What you need to do:
Repeat exactly each line of the data provided below.

Given data:
— begin —

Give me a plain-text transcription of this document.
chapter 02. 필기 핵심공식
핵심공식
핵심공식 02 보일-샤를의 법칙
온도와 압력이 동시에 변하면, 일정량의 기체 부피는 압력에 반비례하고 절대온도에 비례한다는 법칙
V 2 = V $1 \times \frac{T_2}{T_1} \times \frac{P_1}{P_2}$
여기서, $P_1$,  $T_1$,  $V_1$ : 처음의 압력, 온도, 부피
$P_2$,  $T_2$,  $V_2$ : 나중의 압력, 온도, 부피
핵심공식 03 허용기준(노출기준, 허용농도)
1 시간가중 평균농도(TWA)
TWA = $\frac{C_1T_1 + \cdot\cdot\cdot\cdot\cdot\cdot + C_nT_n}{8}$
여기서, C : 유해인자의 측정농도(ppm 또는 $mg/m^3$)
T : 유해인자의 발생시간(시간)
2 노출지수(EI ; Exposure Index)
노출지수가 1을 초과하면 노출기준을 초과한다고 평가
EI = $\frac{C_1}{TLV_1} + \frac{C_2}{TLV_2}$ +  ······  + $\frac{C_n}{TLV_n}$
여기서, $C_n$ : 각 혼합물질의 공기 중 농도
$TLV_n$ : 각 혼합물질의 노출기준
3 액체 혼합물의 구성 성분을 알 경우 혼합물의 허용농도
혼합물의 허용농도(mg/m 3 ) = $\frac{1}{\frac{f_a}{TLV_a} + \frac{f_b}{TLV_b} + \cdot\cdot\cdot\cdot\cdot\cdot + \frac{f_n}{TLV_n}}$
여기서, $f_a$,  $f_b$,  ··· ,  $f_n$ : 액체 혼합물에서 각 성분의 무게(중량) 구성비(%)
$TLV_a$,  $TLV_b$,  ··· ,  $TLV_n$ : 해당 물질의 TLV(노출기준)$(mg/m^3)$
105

— end —

Exercise answer:
Give me a plain-text transcription of this document.
chapter 02. 필기 핵심공식
핵심공식
핵심공식 02 보일-샤를의 법칙
온도와 압력이 동시에 변하면, 일정량의 기체 부피는 압력에 반비례하고 절대온도에 비례한다는 법칙
V 2 = V $1 \times \frac{T_2}{T_1} \times \frac{P_1}{P_2}$
여기서, $P_1$,  $T_1$,  $V_1$ : 처음의 압력, 온도, 부피
$P_2$,  $T_2$,  $V_2$ : 나중의 압력, 온도, 부피
핵심공식 03 허용기준(노출기준, 허용농도)
1 시간가중 평균농도(TWA)
TWA = $\frac{C_1T_1 + \cdot\cdot\cdot\cdot\cdot\cdot + C_nT_n}{8}$
여기서, C : 유해인자의 측정농도(ppm 또는 $mg/m^3$)
T : 유해인자의 발생시간(시간)
2 노출지수(EI ; Exposure Index)
노출지수가 1을 초과하면 노출기준을 초과한다고 평가
EI = $\frac{C_1}{TLV_1} + \frac{C_2}{TLV_2}$ +  ······  + $\frac{C_n}{TLV_n}$
여기서, $C_n$ : 각 혼합물질의 공기 중 농도
$TLV_n$ : 각 혼합물질의 노출기준
3 액체 혼합물의 구성 성분을 알 경우 혼합물의 허용농도
혼합물의 허용농도(mg/m 3 ) = $\frac{1}{\frac{f_a}{TLV_a} + \frac{f_b}{TLV_b} + \cdot\cdot\cdot\cdot\cdot\cdot + \frac{f_n}{TLV_n}}$
여기서, $f_a$,  $f_b$,  ··· ,  $f_n$ : 액체 혼합물에서 각 성분의 무게(중량) 구성비(%)
$TLV_a$,  $TLV_b$,  ··· ,  $TLV_n$ : 해당 물질의 TLV(노출기준)$(mg/m^3)$
105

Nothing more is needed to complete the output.